— Task to carry out —
Give the data below again exactly as written, without its pictures.
※
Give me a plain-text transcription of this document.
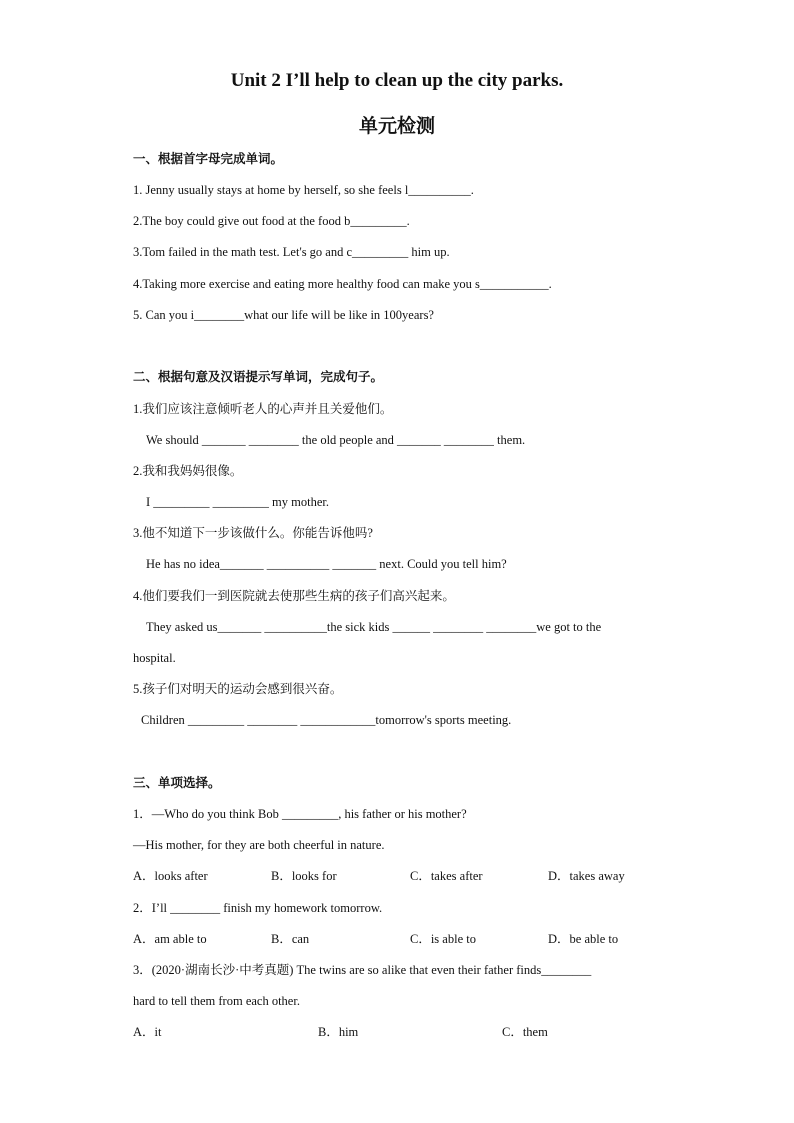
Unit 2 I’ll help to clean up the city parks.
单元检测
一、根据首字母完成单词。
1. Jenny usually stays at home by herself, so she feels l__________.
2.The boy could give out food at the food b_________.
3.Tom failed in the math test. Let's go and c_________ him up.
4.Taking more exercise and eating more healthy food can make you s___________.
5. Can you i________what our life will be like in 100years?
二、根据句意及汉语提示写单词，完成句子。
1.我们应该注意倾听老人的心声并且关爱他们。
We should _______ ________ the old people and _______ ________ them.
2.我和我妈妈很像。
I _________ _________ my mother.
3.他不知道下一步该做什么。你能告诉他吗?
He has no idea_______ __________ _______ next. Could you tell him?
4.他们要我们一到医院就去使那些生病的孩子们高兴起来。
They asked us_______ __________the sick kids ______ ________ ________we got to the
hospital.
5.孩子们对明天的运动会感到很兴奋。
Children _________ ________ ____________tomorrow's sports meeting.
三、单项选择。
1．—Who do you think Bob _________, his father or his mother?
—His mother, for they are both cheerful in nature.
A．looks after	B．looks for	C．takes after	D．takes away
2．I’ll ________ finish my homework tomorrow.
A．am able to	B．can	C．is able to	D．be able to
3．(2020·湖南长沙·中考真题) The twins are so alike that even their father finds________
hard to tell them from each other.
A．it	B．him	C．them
※
— Reply —
Give me a plain-text transcription of this document.
Unit 2 I’ll help to clean up the city parks.
单元检测
一、根据首字母完成单词。
1. Jenny usually stays at home by herself, so she feels l__________.
2.The boy could give out food at the food b_________.
3.Tom failed in the math test. Let's go and c_________ him up.
4.Taking more exercise and eating more healthy food can make you s___________.
5. Can you i________what our life will be like in 100years?
二、根据句意及汉语提示写单词，完成句子。
1.我们应该注意倾听老人的心声并且关爱他们。
We should _______ ________ the old people and _______ ________ them.
2.我和我妈妈很像。
I _________ _________ my mother.
3.他不知道下一步该做什么。你能告诉他吗?
He has no idea_______ __________ _______ next. Could you tell him?
4.他们要我们一到医院就去使那些生病的孩子们高兴起来。
They asked us_______ __________the sick kids ______ ________ ________we got to the
hospital.
5.孩子们对明天的运动会感到很兴奋。
Children _________ ________ ____________tomorrow's sports meeting.
三、单项选择。
1．—Who do you think Bob _________, his father or his mother?
—His mother, for they are both cheerful in nature.
A．looks after	B．looks for	C．takes after	D．takes away
2．I’ll ________ finish my homework tomorrow.
A．am able to	B．can	C．is able to	D．be able to
3．(2020·湖南长沙·中考真题) The twins are so alike that even their father finds________
hard to tell them from each other.
A．it	B．him	C．them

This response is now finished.